| WORK TO COMPLETE |
Scan the material and copy every line in which "Orders" appears.

| ENTRIES SHOWN |
╔══

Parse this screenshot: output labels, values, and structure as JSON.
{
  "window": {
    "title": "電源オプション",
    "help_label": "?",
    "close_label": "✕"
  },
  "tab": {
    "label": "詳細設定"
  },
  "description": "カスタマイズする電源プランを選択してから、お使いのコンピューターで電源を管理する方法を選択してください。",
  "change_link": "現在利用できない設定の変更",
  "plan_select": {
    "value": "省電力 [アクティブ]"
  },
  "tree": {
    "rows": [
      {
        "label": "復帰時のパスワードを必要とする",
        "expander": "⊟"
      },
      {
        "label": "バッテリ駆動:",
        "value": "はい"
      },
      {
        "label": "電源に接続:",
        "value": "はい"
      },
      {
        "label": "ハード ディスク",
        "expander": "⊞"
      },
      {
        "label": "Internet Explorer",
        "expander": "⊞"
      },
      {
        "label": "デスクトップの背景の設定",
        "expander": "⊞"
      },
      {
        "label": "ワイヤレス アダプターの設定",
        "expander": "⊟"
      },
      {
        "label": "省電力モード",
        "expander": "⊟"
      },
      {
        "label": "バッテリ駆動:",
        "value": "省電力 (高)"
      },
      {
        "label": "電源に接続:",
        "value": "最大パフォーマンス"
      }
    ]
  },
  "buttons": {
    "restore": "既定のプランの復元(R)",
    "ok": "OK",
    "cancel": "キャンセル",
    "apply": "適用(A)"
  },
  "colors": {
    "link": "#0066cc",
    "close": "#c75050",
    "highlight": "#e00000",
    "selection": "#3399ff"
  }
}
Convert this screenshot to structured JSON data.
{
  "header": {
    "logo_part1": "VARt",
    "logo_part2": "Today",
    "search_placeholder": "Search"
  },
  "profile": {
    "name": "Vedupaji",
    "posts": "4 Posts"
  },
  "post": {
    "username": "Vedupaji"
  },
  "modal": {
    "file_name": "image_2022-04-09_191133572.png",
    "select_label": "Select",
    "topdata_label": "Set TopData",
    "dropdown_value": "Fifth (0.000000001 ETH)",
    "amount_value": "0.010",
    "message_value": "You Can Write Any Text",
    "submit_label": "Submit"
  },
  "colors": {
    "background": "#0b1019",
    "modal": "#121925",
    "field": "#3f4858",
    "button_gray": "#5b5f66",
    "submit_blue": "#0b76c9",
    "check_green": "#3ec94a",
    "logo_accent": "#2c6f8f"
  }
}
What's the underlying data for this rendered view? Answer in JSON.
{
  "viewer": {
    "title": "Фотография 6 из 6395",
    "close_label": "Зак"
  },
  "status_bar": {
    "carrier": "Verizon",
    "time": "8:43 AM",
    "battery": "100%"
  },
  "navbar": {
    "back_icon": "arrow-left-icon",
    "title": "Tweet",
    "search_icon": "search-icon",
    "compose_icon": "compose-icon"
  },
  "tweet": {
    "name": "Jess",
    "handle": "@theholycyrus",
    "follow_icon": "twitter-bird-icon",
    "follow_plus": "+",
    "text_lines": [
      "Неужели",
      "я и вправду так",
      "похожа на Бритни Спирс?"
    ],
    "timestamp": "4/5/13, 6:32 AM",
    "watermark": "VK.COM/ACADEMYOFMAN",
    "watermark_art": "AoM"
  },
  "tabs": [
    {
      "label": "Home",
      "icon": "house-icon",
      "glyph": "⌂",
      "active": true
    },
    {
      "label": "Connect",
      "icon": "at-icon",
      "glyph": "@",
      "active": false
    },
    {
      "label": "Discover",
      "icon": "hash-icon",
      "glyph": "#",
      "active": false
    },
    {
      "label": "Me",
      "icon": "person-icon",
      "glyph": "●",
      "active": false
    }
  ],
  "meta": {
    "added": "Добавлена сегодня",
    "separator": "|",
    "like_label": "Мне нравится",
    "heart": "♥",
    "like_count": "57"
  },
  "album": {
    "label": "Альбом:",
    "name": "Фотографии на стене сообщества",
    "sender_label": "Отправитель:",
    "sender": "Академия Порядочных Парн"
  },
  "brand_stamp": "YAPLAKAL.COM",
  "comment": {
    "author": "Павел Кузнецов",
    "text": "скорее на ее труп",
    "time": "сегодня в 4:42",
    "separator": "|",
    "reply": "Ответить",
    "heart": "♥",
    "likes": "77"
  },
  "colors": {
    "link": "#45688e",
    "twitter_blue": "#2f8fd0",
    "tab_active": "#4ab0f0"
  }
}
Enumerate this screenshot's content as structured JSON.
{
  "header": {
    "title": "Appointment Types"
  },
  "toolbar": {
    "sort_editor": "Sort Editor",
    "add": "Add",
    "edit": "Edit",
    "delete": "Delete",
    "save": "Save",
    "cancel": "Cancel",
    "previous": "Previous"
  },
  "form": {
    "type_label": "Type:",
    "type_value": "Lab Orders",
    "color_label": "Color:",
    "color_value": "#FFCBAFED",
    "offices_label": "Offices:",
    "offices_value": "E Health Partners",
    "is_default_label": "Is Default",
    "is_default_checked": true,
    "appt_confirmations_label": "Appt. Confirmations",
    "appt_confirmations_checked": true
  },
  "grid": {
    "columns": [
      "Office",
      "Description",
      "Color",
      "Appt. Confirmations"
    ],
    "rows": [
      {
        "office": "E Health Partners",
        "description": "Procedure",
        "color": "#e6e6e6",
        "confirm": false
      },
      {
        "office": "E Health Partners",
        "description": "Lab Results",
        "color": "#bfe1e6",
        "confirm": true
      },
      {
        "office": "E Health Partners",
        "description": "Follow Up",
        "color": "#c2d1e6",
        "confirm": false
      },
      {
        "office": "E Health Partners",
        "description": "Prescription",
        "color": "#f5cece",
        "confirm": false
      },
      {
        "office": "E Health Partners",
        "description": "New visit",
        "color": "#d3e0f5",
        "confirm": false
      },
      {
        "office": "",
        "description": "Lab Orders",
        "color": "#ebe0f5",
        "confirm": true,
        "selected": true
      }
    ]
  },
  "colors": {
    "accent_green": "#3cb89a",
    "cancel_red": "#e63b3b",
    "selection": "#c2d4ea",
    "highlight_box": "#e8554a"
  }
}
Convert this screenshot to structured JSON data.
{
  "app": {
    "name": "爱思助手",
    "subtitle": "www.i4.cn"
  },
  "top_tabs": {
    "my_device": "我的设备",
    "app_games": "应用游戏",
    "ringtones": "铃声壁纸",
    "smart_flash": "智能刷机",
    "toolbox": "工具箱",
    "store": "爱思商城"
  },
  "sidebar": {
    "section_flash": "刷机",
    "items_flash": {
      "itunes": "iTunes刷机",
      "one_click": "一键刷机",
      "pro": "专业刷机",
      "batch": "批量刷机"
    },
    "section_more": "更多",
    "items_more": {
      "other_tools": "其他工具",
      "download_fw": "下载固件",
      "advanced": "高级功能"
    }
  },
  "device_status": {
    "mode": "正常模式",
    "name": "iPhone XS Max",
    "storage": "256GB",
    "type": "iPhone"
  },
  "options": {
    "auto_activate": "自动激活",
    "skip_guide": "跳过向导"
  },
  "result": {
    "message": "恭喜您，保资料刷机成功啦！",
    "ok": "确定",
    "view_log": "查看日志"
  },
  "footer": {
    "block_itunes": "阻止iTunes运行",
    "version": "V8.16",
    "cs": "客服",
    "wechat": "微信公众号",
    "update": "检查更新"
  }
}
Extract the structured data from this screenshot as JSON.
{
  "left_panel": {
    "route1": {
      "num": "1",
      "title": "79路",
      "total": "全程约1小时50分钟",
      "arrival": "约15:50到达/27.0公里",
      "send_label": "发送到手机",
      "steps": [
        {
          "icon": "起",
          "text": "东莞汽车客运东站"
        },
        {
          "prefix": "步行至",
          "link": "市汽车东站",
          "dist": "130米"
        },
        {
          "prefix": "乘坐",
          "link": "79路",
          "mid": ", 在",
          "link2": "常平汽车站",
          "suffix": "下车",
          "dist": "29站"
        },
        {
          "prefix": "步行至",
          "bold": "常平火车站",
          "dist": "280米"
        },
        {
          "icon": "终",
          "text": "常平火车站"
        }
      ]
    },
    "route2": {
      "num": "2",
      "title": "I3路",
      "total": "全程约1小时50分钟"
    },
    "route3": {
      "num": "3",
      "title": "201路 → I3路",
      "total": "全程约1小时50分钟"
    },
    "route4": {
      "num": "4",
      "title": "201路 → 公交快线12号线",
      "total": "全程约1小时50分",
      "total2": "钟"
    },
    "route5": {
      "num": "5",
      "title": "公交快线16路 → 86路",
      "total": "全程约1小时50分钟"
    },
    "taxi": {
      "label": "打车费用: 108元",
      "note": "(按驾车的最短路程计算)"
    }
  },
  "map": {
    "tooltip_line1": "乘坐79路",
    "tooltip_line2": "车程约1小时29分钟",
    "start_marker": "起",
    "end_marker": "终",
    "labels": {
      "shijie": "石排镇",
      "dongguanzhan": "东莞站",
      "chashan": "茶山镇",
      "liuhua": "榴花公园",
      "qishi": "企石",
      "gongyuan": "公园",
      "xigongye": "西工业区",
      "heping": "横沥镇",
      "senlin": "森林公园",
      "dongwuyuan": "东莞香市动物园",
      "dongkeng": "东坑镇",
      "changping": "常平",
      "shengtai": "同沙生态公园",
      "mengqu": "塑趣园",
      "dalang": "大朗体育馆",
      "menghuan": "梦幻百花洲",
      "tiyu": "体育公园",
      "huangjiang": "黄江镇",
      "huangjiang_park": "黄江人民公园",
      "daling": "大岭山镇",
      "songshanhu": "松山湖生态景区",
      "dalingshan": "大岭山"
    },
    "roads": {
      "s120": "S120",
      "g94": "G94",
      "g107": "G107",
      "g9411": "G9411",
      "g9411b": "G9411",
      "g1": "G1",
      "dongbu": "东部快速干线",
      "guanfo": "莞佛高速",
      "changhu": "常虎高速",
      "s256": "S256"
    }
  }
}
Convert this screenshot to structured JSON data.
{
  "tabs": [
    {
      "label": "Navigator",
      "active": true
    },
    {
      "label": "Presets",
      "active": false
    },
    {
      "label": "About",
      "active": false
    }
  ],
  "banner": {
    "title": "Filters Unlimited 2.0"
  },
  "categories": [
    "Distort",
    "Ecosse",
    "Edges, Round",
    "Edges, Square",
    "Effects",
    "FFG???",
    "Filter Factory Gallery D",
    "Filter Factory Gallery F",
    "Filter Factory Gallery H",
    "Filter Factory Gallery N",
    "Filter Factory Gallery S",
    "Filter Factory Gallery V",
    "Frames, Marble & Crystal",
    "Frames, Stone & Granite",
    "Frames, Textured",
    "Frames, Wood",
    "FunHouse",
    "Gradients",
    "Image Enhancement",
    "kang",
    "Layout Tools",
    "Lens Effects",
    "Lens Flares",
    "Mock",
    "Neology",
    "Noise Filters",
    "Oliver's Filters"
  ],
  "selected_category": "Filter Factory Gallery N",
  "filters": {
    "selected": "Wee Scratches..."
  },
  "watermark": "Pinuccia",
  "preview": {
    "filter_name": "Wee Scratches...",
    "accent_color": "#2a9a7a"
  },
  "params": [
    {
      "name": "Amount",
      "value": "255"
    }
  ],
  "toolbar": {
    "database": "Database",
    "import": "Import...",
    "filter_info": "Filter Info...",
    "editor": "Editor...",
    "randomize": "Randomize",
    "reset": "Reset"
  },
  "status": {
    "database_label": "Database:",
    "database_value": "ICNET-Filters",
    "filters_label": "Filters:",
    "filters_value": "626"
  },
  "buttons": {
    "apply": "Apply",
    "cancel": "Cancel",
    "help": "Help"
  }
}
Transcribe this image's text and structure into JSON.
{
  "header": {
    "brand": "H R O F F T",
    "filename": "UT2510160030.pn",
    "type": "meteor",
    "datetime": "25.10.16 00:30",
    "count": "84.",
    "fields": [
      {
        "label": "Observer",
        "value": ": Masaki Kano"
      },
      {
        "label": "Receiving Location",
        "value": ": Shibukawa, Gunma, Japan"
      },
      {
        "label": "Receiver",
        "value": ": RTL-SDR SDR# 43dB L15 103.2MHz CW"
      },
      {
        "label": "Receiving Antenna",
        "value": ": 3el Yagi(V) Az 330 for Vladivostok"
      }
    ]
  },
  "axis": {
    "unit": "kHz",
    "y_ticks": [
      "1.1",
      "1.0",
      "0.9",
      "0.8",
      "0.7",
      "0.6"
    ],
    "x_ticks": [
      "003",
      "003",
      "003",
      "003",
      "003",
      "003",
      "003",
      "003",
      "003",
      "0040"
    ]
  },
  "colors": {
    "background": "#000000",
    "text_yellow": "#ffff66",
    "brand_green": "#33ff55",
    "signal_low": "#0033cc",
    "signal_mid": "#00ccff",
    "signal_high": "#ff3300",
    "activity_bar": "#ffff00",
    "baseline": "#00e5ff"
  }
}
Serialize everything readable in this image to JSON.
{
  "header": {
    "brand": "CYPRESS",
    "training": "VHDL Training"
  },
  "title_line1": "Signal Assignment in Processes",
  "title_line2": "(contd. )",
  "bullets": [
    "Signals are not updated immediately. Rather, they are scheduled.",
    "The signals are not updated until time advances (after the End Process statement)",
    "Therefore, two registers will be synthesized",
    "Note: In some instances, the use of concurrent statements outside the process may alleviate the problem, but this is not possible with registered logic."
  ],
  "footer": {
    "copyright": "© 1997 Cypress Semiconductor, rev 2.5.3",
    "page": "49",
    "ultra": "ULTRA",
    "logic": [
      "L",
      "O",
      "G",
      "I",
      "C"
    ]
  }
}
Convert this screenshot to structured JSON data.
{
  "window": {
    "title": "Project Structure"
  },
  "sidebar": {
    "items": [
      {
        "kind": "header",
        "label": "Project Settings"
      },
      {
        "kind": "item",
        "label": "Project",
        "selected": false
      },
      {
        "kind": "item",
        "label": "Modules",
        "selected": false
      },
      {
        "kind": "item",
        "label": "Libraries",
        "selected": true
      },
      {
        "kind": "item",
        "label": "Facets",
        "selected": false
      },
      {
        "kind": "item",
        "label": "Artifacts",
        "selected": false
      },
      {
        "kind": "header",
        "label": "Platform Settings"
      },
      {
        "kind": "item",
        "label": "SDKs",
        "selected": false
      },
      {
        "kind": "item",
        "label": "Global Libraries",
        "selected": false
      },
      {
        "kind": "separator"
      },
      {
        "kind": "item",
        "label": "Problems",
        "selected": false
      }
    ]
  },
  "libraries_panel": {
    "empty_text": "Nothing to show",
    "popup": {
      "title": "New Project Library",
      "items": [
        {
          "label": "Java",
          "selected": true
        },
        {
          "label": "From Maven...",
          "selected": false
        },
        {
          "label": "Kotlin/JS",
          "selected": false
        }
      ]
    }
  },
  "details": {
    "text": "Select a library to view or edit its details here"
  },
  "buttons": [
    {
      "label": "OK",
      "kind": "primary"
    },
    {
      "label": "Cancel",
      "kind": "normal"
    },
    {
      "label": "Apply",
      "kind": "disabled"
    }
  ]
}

╚══

| THE SOLUTION |
    "type_value": "Lab Orders",
        "description": "Lab Orders",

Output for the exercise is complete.